→ Set of tasks:
1: Set down the part of the terrace wall collapse abstract below word for word, beginning at the words "Identification of wall" and stopping after the words "26004 Logroño, Spain.".
2: In the terrace wall collapse abstract below, what license is the work distributed under?

━━ Excerpt ━━

ICG2022-536, updated on 10 Jan 2024
https://doi.org/10.5194/icg2022-536
10th International Conference on Geomorphology
© Author(s) 2024. This work is distributed under
the Creative Commons Attribution 4.0 License.

Identification of wall collapses in abandoned agricultural terraces using Object Based Image Analysis and High-Resolution Topography

Gonzalo Fernández-Olloqui1,2, Jorge Lorenzo-Lacruz3, Noemí Lana-Renault3, and Fernando Pérez-Cabello1,2
Gonzalo Fernández-Olloqui et al.
  • 1Department of Geography and Regional Planning, University of Zaragoza, 50009 Zaragoza, Spain.
  • 2Institute of Environmental Sciences (IUCA), University of Zaragoza, 50009 Zaragoza, Spain.
  • 3Department of Human Sciences, University of La Rioja, 26004 Logroño, Spain.

━━━
━━ Data entries ━━

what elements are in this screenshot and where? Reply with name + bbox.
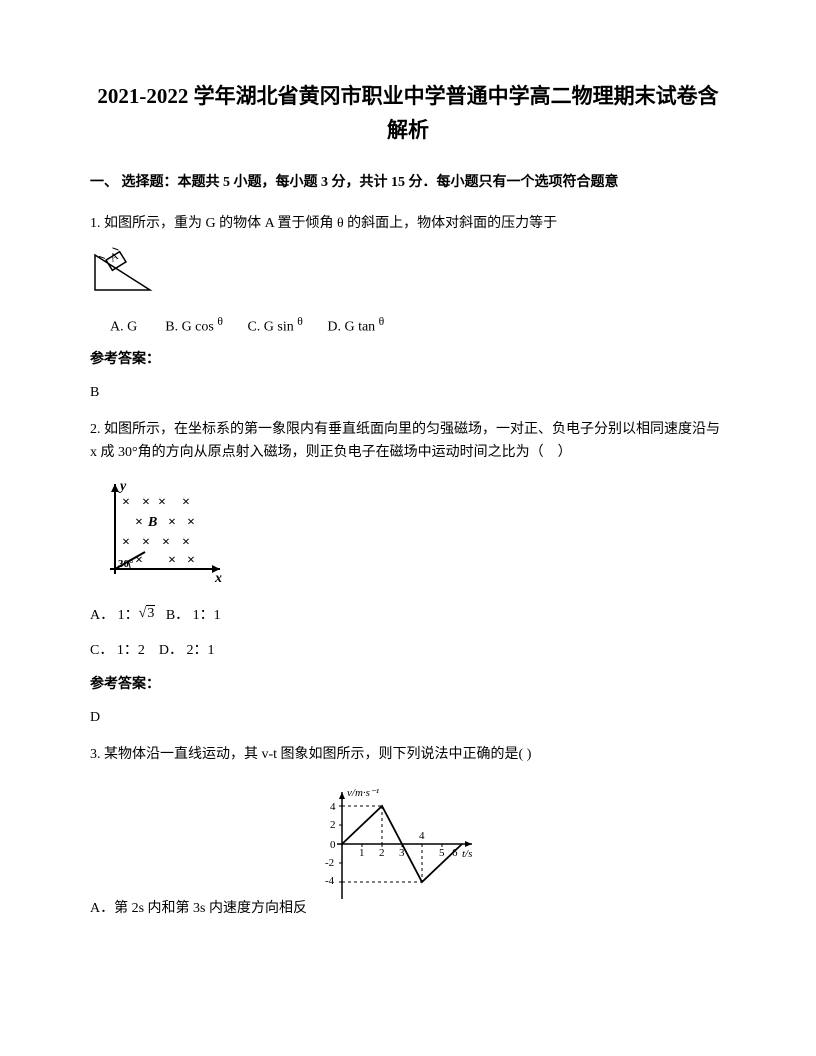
q1-thetaD: θ	[379, 315, 385, 328]
q2-figure: y x ×××× ××× ×××× ××× B 30°	[90, 474, 726, 597]
svg-text:×: ×	[135, 515, 143, 530]
svg-text:B: B	[147, 515, 157, 530]
svg-text:-2: -2	[325, 857, 334, 869]
q2-optC: C． 1：2	[90, 643, 145, 658]
question-1: 1. 如图所示，重为 G 的物体 A 置于倾角 θ 的斜面上，物体对斜面的压力等…	[90, 213, 726, 405]
q2-optB: B． 1：1	[166, 608, 221, 623]
svg-text:×: ×	[168, 515, 176, 530]
svg-text:×: ×	[187, 515, 195, 530]
svg-text:v/m·s⁻¹: v/m·s⁻¹	[347, 787, 379, 799]
q1-text: 1. 如图所示，重为 G 的物体 A 置于倾角 θ 的斜面上，物体对斜面的压力等…	[90, 213, 726, 235]
q1-thetaB: θ	[217, 315, 223, 328]
q2-optA-sqrt: 3	[146, 605, 155, 621]
q1-thetaC: θ	[297, 315, 303, 328]
svg-text:x: x	[214, 571, 222, 586]
section-header: 一、 选择题：本题共 5 小题，每小题 3 分，共计 15 分．每小题只有一个选…	[90, 172, 726, 194]
q1-answer-label: 参考答案：	[90, 349, 726, 371]
svg-text:×: ×	[182, 535, 190, 550]
svg-text:×: ×	[142, 535, 150, 550]
q1-optD: D. G tan	[327, 320, 375, 335]
svg-text:×: ×	[122, 535, 130, 550]
svg-text:×: ×	[168, 553, 176, 568]
q1-optC: C. G sin	[247, 320, 293, 335]
svg-text:4: 4	[419, 830, 425, 842]
svg-text:t/s: t/s	[462, 848, 472, 860]
q2-answer-label: 参考答案：	[90, 674, 726, 696]
svg-text:2: 2	[330, 819, 336, 831]
svg-text:×: ×	[122, 495, 130, 510]
question-3: 3. 某物体沿一直线运动，其 v-t 图象如图所示，则下列说法中正确的是( ) …	[90, 744, 726, 921]
q1-options: A. G B. G cos θ C. G sin θ D. G tan θ	[110, 313, 726, 339]
q2-optA-prefix: A． 1：	[90, 608, 139, 623]
q1-answer: B	[90, 382, 726, 404]
q2-optD: D． 2：1	[159, 643, 215, 658]
q2-options-row1: A． 1：√3 B． 1：1	[90, 605, 726, 627]
svg-text:4: 4	[330, 801, 336, 813]
q3-text: 3. 某物体沿一直线运动，其 v-t 图象如图所示，则下列说法中正确的是( )	[90, 744, 726, 766]
q2-options-row2: C． 1：2 D． 2：1	[90, 640, 726, 662]
svg-text:×: ×	[162, 535, 170, 550]
page-title: 2021-2022 学年湖北省黄冈市职业中学普通中学高二物理期末试卷含解析	[90, 80, 726, 147]
svg-text:2: 2	[379, 847, 385, 859]
svg-text:y: y	[118, 479, 127, 494]
svg-text:0: 0	[330, 839, 336, 851]
q1-optA: A. G	[110, 320, 137, 335]
svg-text:-4: -4	[325, 875, 335, 887]
svg-text:×: ×	[187, 553, 195, 568]
question-2: 2. 如图所示，在坐标系的第一象限内有垂直纸面向里的匀强磁场，一对正、负电子分别…	[90, 419, 726, 729]
q3-figure: v/m·s⁻¹ t/s 4 2 0 -2 -4 1 2 3 4 5 6	[312, 784, 482, 912]
svg-text:5: 5	[439, 847, 445, 859]
svg-text:1: 1	[359, 847, 365, 859]
q1-optB: B. G cos	[165, 320, 214, 335]
svg-text:×: ×	[158, 495, 166, 510]
q2-answer: D	[90, 707, 726, 729]
q1-figure: A	[90, 245, 726, 303]
q2-text: 2. 如图所示，在坐标系的第一象限内有垂直纸面向里的匀强磁场，一对正、负电子分别…	[90, 419, 726, 464]
svg-text:×: ×	[142, 495, 150, 510]
q3-optA: A．第 2s 内和第 3s 内速度方向相反	[90, 898, 307, 920]
svg-text:30°: 30°	[118, 558, 133, 570]
svg-text:×: ×	[182, 495, 190, 510]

━━━

→ Results by task:
1:
Identification of wall collapses in abandoned agricultural terraces using Object Based Image Analysis and High-Resolution Topography

Gonzalo Fernández-Olloqui1,2, Jorge Lorenzo-Lacruz3, Noemí Lana-Renault3, and Fernando Pérez-Cabello1,2
Gonzalo Fernández-Olloqui et al.
  • 1Department of Geography and Regional Planning, University of Zaragoza, 50009 Zaragoza, Spain.
  • 2Institute of Environmental Sciences (IUCA), University of Zaragoza, 50009 Zaragoza, Spain.
  • 3Department of Human Sciences, University of La Rioja, 26004 Logroño, Spain.

2: The Creative Commons Attribution 4.0 License.